Work to complete> Find the word "Clinical" in the records below. List each line containing it.

◇ ◇ ◇ ◇ ◇

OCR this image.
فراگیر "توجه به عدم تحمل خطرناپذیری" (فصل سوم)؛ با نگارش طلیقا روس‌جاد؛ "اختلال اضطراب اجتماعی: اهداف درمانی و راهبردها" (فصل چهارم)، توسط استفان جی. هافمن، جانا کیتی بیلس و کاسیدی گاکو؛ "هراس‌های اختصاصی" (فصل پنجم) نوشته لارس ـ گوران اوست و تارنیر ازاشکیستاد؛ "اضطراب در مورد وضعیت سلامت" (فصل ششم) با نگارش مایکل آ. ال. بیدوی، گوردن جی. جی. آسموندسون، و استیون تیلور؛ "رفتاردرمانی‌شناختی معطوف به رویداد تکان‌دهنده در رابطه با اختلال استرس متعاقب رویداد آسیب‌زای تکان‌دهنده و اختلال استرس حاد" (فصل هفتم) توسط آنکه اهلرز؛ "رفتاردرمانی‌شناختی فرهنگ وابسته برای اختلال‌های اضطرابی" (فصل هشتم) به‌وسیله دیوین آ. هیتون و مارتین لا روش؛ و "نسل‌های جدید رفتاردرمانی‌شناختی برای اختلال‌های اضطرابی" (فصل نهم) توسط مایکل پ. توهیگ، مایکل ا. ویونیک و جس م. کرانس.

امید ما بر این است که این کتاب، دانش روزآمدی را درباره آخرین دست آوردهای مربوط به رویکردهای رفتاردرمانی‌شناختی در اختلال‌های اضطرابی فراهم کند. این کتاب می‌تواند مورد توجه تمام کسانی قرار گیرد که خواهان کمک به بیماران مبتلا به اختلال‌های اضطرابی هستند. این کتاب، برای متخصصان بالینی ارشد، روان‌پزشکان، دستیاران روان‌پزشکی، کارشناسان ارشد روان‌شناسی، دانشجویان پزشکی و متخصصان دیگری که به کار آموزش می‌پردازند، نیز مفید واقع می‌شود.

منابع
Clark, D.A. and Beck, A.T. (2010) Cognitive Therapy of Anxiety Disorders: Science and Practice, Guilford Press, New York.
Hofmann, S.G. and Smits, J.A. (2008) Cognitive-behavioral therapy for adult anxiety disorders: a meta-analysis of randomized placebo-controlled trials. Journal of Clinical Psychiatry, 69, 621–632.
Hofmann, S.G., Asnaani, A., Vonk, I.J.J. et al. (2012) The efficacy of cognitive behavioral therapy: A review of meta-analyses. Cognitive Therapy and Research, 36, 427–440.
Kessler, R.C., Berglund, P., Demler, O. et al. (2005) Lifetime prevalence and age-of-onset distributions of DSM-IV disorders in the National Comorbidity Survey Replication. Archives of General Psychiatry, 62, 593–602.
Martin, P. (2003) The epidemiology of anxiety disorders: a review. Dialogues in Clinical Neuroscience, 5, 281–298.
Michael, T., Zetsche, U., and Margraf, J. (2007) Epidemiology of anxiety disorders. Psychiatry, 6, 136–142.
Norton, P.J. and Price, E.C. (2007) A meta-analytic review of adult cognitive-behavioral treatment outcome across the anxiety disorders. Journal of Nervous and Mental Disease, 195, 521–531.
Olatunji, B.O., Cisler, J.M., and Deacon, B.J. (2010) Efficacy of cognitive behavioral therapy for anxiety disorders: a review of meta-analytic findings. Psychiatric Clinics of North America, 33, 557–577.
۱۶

◇ ◇ ◇ ◇ ◇

Expected answer>
Hofmann, S.G. and Smits, J.A. (2008) Cognitive-behavioral therapy for adult anxiety disorders: a meta-analysis of randomized placebo-controlled trials. Journal of Clinical Psychiatry, 69, 621–632.
Martin, P. (2003) The epidemiology of anxiety disorders: a review. Dialogues in Clinical Neuroscience, 5, 281–298.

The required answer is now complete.